↓↓↓

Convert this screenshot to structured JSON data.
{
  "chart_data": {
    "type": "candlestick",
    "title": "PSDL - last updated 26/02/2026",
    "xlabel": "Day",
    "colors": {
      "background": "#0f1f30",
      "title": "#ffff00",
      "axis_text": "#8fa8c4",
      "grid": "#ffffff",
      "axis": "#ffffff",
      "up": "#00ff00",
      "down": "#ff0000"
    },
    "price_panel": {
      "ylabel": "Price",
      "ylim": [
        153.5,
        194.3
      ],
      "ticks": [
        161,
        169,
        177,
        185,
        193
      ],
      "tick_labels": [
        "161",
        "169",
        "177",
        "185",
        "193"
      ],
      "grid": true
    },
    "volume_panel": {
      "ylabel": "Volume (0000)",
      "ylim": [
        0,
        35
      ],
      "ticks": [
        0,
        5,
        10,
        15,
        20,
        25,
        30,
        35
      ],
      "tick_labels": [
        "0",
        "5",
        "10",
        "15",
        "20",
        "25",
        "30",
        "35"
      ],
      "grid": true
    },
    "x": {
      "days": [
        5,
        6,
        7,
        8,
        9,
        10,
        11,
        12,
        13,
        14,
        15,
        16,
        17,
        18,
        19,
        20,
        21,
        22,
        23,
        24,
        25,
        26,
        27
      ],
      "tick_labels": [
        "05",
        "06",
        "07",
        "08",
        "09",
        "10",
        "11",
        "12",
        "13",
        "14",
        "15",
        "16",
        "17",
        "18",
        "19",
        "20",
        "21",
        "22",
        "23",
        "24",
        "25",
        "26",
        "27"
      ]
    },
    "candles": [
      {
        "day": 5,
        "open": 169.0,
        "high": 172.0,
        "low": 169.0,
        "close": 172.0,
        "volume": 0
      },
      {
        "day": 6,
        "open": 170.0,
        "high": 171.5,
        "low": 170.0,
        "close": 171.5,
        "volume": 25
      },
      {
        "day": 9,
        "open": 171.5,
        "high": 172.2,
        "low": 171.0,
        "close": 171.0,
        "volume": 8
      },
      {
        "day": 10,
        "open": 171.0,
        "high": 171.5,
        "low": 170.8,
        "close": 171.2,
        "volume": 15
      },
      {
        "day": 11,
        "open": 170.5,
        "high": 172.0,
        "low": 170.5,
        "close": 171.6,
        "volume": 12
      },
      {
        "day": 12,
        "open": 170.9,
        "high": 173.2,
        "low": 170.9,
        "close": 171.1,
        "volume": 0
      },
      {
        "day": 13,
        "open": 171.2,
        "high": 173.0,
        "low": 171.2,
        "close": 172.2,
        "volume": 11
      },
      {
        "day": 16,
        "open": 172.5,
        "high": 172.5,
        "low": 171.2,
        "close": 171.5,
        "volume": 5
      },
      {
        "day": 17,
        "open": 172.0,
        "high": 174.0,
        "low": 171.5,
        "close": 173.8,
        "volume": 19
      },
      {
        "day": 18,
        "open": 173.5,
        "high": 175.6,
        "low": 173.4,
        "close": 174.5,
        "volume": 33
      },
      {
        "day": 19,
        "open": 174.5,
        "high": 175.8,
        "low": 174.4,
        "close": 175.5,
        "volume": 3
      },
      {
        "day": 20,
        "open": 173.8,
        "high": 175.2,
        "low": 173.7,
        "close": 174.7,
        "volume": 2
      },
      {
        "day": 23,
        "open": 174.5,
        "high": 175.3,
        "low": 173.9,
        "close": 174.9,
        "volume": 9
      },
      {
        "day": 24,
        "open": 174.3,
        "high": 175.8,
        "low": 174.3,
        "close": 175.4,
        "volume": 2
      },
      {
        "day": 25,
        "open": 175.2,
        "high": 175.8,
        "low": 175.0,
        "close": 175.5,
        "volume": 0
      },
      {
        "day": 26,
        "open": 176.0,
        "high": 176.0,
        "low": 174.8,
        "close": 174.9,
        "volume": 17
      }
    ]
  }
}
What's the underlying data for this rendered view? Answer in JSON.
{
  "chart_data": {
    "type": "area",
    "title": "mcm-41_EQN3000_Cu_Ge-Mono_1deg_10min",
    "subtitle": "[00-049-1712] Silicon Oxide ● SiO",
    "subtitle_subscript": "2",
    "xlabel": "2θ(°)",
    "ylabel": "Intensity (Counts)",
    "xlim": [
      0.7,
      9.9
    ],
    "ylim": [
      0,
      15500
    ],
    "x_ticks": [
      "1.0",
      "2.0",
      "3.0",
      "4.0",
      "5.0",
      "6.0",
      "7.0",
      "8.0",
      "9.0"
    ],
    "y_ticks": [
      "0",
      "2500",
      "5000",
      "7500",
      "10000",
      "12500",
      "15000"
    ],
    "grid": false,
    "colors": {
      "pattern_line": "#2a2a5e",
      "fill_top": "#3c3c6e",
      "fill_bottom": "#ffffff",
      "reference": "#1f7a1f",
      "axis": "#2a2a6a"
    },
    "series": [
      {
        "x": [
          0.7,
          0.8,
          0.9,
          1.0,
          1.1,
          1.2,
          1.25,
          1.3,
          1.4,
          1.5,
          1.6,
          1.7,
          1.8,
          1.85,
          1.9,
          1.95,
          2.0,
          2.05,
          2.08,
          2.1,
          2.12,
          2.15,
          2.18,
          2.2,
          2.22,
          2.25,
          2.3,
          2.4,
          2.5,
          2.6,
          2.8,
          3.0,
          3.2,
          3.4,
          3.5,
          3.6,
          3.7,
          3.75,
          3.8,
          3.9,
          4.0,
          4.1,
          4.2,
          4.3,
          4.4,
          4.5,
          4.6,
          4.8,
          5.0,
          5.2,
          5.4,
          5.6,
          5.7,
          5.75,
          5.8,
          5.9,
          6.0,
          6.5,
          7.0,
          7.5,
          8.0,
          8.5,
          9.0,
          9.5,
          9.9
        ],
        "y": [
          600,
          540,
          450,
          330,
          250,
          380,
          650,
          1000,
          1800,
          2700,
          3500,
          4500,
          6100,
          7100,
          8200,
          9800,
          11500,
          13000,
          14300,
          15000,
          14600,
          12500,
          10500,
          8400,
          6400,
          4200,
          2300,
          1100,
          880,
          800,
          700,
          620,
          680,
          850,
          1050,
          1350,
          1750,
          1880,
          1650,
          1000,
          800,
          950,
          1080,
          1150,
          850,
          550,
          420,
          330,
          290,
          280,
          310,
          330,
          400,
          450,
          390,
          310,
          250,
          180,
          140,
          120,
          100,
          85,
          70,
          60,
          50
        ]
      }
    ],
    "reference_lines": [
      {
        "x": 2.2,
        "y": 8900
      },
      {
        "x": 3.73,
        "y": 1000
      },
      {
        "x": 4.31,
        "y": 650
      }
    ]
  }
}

↑↑↑

Reproduce all data above, unchanged.

Convert this screenshot to structured JSON data.
{
  "chart_data": {
    "type": "candlestick",
    "title": "PSDL - last updated 26/02/2026",
    "xlabel": "Day",
    "colors": {
      "background": "#0f1f30",
      "title": "#ffff00",
      "axis_text": "#8fa8c4",
      "grid": "#ffffff",
      "axis": "#ffffff",
      "up": "#00ff00",
      "down": "#ff0000"
    },
    "price_panel": {
      "ylabel": "Price",
      "ylim": [
        153.5,
        194.3
      ],
      "ticks": [
        161,
        169,
        177,
        185,
        193
      ],
      "tick_labels": [
        "161",
        "169",
        "177",
        "185",
        "193"
      ],
      "grid": true
    },
    "volume_panel": {
      "ylabel": "Volume (0000)",
      "ylim": [
        0,
        35
      ],
      "ticks": [
        0,
        5,
        10,
        15,
        20,
        25,
        30,
        35
      ],
      "tick_labels": [
        "0",
        "5",
        "10",
        "15",
        "20",
        "25",
        "30",
        "35"
      ],
      "grid": true
    },
    "x": {
      "days": [
        5,
        6,
        7,
        8,
        9,
        10,
        11,
        12,
        13,
        14,
        15,
        16,
        17,
        18,
        19,
        20,
        21,
        22,
        23,
        24,
        25,
        26,
        27
      ],
      "tick_labels": [
        "05",
        "06",
        "07",
        "08",
        "09",
        "10",
        "11",
        "12",
        "13",
        "14",
        "15",
        "16",
        "17",
        "18",
        "19",
        "20",
        "21",
        "22",
        "23",
        "24",
        "25",
        "26",
        "27"
      ]
    },
    "candles": [
      {
        "day": 5,
        "open": 169.0,
        "high": 172.0,
        "low": 169.0,
        "close": 172.0,
        "volume": 0
      },
      {
        "day": 6,
        "open": 170.0,
        "high": 171.5,
        "low": 170.0,
        "close": 171.5,
        "volume": 25
      },
      {
        "day": 9,
        "open": 171.5,
        "high": 172.2,
        "low": 171.0,
        "close": 171.0,
        "volume": 8
      },
      {
        "day": 10,
        "open": 171.0,
        "high": 171.5,
        "low": 170.8,
        "close": 171.2,
        "volume": 15
      },
      {
        "day": 11,
        "open": 170.5,
        "high": 172.0,
        "low": 170.5,
        "close": 171.6,
        "volume": 12
      },
      {
        "day": 12,
        "open": 170.9,
        "high": 173.2,
        "low": 170.9,
        "close": 171.1,
        "volume": 0
      },
      {
        "day": 13,
        "open": 171.2,
        "high": 173.0,
        "low": 171.2,
        "close": 172.2,
        "volume": 11
      },
      {
        "day": 16,
        "open": 172.5,
        "high": 172.5,
        "low": 171.2,
        "close": 171.5,
        "volume": 5
      },
      {
        "day": 17,
        "open": 172.0,
        "high": 174.0,
        "low": 171.5,
        "close": 173.8,
        "volume": 19
      },
      {
        "day": 18,
        "open": 173.5,
        "high": 175.6,
        "low": 173.4,
        "close": 174.5,
        "volume": 33
      },
      {
        "day": 19,
        "open": 174.5,
        "high": 175.8,
        "low": 174.4,
        "close": 175.5,
        "volume": 3
      },
      {
        "day": 20,
        "open": 173.8,
        "high": 175.2,
        "low": 173.7,
        "close": 174.7,
        "volume": 2
      },
      {
        "day": 23,
        "open": 174.5,
        "high": 175.3,
        "low": 173.9,
        "close": 174.9,
        "volume": 9
      },
      {
        "day": 24,
        "open": 174.3,
        "high": 175.8,
        "low": 174.3,
        "close": 175.4,
        "volume": 2
      },
      {
        "day": 25,
        "open": 175.2,
        "high": 175.8,
        "low": 175.0,
        "close": 175.5,
        "volume": 0
      },
      {
        "day": 26,
        "open": 176.0,
        "high": 176.0,
        "low": 174.8,
        "close": 174.9,
        "volume": 17
      }
    ]
  }
}
What's the underlying data for this rendered view? Answer in JSON.
{
  "chart_data": {
    "type": "area",
    "title": "mcm-41_EQN3000_Cu_Ge-Mono_1deg_10min",
    "subtitle": "[00-049-1712] Silicon Oxide ● SiO",
    "subtitle_subscript": "2",
    "xlabel": "2θ(°)",
    "ylabel": "Intensity (Counts)",
    "xlim": [
      0.7,
      9.9
    ],
    "ylim": [
      0,
      15500
    ],
    "x_ticks": [
      "1.0",
      "2.0",
      "3.0",
      "4.0",
      "5.0",
      "6.0",
      "7.0",
      "8.0",
      "9.0"
    ],
    "y_ticks": [
      "0",
      "2500",
      "5000",
      "7500",
      "10000",
      "12500",
      "15000"
    ],
    "grid": false,
    "colors": {
      "pattern_line": "#2a2a5e",
      "fill_top": "#3c3c6e",
      "fill_bottom": "#ffffff",
      "reference": "#1f7a1f",
      "axis": "#2a2a6a"
    },
    "series": [
      {
        "x": [
          0.7,
          0.8,
          0.9,
          1.0,
          1.1,
          1.2,
          1.25,
          1.3,
          1.4,
          1.5,
          1.6,
          1.7,
          1.8,
          1.85,
          1.9,
          1.95,
          2.0,
          2.05,
          2.08,
          2.1,
          2.12,
          2.15,
          2.18,
          2.2,
          2.22,
          2.25,
          2.3,
          2.4,
          2.5,
          2.6,
          2.8,
          3.0,
          3.2,
          3.4,
          3.5,
          3.6,
          3.7,
          3.75,
          3.8,
          3.9,
          4.0,
          4.1,
          4.2,
          4.3,
          4.4,
          4.5,
          4.6,
          4.8,
          5.0,
          5.2,
          5.4,
          5.6,
          5.7,
          5.75,
          5.8,
          5.9,
          6.0,
          6.5,
          7.0,
          7.5,
          8.0,
          8.5,
          9.0,
          9.5,
          9.9
        ],
        "y": [
          600,
          540,
          450,
          330,
          250,
          380,
          650,
          1000,
          1800,
          2700,
          3500,
          4500,
          6100,
          7100,
          8200,
          9800,
          11500,
          13000,
          14300,
          15000,
          14600,
          12500,
          10500,
          8400,
          6400,
          4200,
          2300,
          1100,
          880,
          800,
          700,
          620,
          680,
          850,
          1050,
          1350,
          1750,
          1880,
          1650,
          1000,
          800,
          950,
          1080,
          1150,
          850,
          550,
          420,
          330,
          290,
          280,
          310,
          330,
          400,
          450,
          390,
          310,
          250,
          180,
          140,
          120,
          100,
          85,
          70,
          60,
          50
        ]
      }
    ],
    "reference_lines": [
      {
        "x": 2.2,
        "y": 8900
      },
      {
        "x": 3.73,
        "y": 1000
      },
      {
        "x": 4.31,
        "y": 650
      }
    ]
  }
}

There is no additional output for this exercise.